:: Extracted entries ::

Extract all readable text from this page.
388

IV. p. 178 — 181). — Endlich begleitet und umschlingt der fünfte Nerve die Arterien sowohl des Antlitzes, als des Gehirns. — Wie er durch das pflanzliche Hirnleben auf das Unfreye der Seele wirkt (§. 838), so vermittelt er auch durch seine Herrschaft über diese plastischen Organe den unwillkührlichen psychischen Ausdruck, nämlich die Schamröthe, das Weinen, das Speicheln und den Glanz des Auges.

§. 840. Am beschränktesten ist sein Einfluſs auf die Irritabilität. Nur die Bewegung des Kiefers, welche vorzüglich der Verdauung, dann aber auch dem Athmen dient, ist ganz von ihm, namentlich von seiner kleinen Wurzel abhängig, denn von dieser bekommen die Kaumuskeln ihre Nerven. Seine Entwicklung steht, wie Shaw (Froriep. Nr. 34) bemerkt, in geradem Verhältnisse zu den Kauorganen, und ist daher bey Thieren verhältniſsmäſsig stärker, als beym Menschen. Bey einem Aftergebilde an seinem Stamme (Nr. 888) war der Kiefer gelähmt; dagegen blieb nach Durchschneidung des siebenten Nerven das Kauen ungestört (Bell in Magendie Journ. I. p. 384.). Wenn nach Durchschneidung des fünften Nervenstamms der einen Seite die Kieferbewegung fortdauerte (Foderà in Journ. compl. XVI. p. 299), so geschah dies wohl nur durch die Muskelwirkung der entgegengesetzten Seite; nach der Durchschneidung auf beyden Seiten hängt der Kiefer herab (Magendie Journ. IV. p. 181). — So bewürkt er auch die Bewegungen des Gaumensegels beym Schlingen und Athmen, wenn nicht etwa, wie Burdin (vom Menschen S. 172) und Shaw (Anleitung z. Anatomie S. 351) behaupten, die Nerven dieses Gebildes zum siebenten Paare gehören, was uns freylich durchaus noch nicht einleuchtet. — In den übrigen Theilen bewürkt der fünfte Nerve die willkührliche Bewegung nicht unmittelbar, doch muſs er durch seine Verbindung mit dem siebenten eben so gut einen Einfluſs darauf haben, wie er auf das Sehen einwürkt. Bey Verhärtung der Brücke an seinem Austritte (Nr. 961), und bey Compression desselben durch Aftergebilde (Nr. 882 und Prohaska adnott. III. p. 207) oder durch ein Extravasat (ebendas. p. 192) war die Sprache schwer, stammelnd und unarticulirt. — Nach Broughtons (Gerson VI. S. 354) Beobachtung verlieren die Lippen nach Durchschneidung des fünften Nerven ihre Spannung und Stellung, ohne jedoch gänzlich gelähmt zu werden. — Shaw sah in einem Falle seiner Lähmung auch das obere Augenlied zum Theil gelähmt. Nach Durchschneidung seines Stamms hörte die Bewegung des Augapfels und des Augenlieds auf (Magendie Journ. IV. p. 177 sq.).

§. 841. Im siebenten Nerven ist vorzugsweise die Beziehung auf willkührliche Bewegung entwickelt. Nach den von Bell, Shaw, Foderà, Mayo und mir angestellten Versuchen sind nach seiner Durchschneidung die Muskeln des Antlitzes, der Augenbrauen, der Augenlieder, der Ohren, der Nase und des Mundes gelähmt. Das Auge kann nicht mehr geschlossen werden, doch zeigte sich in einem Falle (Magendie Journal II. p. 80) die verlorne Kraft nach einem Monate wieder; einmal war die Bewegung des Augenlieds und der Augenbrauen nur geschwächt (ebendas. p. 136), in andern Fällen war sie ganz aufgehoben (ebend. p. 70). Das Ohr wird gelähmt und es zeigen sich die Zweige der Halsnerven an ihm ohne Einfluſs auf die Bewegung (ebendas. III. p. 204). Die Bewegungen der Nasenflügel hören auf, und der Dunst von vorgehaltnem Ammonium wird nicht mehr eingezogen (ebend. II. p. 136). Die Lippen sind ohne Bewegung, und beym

:::

Request:
Extract the entries above verbatim.

Solution to this exercise:
Extract all readable text from this page.
388

IV. p. 178 — 181). — Endlich begleitet und umschlingt der fünfte Nerve die Arterien sowohl des Antlitzes, als des Gehirns. — Wie er durch das pflanzliche Hirnleben auf das Unfreye der Seele wirkt (§. 838), so vermittelt er auch durch seine Herrschaft über diese plastischen Organe den unwillkührlichen psychischen Ausdruck, nämlich die Schamröthe, das Weinen, das Speicheln und den Glanz des Auges.

§. 840. Am beschränktesten ist sein Einfluſs auf die Irritabilität. Nur die Bewegung des Kiefers, welche vorzüglich der Verdauung, dann aber auch dem Athmen dient, ist ganz von ihm, namentlich von seiner kleinen Wurzel abhängig, denn von dieser bekommen die Kaumuskeln ihre Nerven. Seine Entwicklung steht, wie Shaw (Froriep. Nr. 34) bemerkt, in geradem Verhältnisse zu den Kauorganen, und ist daher bey Thieren verhältniſsmäſsig stärker, als beym Menschen. Bey einem Aftergebilde an seinem Stamme (Nr. 888) war der Kiefer gelähmt; dagegen blieb nach Durchschneidung des siebenten Nerven das Kauen ungestört (Bell in Magendie Journ. I. p. 384.). Wenn nach Durchschneidung des fünften Nervenstamms der einen Seite die Kieferbewegung fortdauerte (Foderà in Journ. compl. XVI. p. 299), so geschah dies wohl nur durch die Muskelwirkung der entgegengesetzten Seite; nach der Durchschneidung auf beyden Seiten hängt der Kiefer herab (Magendie Journ. IV. p. 181). — So bewürkt er auch die Bewegungen des Gaumensegels beym Schlingen und Athmen, wenn nicht etwa, wie Burdin (vom Menschen S. 172) und Shaw (Anleitung z. Anatomie S. 351) behaupten, die Nerven dieses Gebildes zum siebenten Paare gehören, was uns freylich durchaus noch nicht einleuchtet. — In den übrigen Theilen bewürkt der fünfte Nerve die willkührliche Bewegung nicht unmittelbar, doch muſs er durch seine Verbindung mit dem siebenten eben so gut einen Einfluſs darauf haben, wie er auf das Sehen einwürkt. Bey Verhärtung der Brücke an seinem Austritte (Nr. 961), und bey Compression desselben durch Aftergebilde (Nr. 882 und Prohaska adnott. III. p. 207) oder durch ein Extravasat (ebendas. p. 192) war die Sprache schwer, stammelnd und unarticulirt. — Nach Broughtons (Gerson VI. S. 354) Beobachtung verlieren die Lippen nach Durchschneidung des fünften Nerven ihre Spannung und Stellung, ohne jedoch gänzlich gelähmt zu werden. — Shaw sah in einem Falle seiner Lähmung auch das obere Augenlied zum Theil gelähmt. Nach Durchschneidung seines Stamms hörte die Bewegung des Augapfels und des Augenlieds auf (Magendie Journ. IV. p. 177 sq.).

§. 841. Im siebenten Nerven ist vorzugsweise die Beziehung auf willkührliche Bewegung entwickelt. Nach den von Bell, Shaw, Foderà, Mayo und mir angestellten Versuchen sind nach seiner Durchschneidung die Muskeln des Antlitzes, der Augenbrauen, der Augenlieder, der Ohren, der Nase und des Mundes gelähmt. Das Auge kann nicht mehr geschlossen werden, doch zeigte sich in einem Falle (Magendie Journal II. p. 80) die verlorne Kraft nach einem Monate wieder; einmal war die Bewegung des Augenlieds und der Augenbrauen nur geschwächt (ebendas. p. 136), in andern Fällen war sie ganz aufgehoben (ebend. p. 70). Das Ohr wird gelähmt und es zeigen sich die Zweige der Halsnerven an ihm ohne Einfluſs auf die Bewegung (ebendas. III. p. 204). Die Bewegungen der Nasenflügel hören auf, und der Dunst von vorgehaltnem Ammonium wird nicht mehr eingezogen (ebend. II. p. 136). Die Lippen sind ohne Bewegung, und beym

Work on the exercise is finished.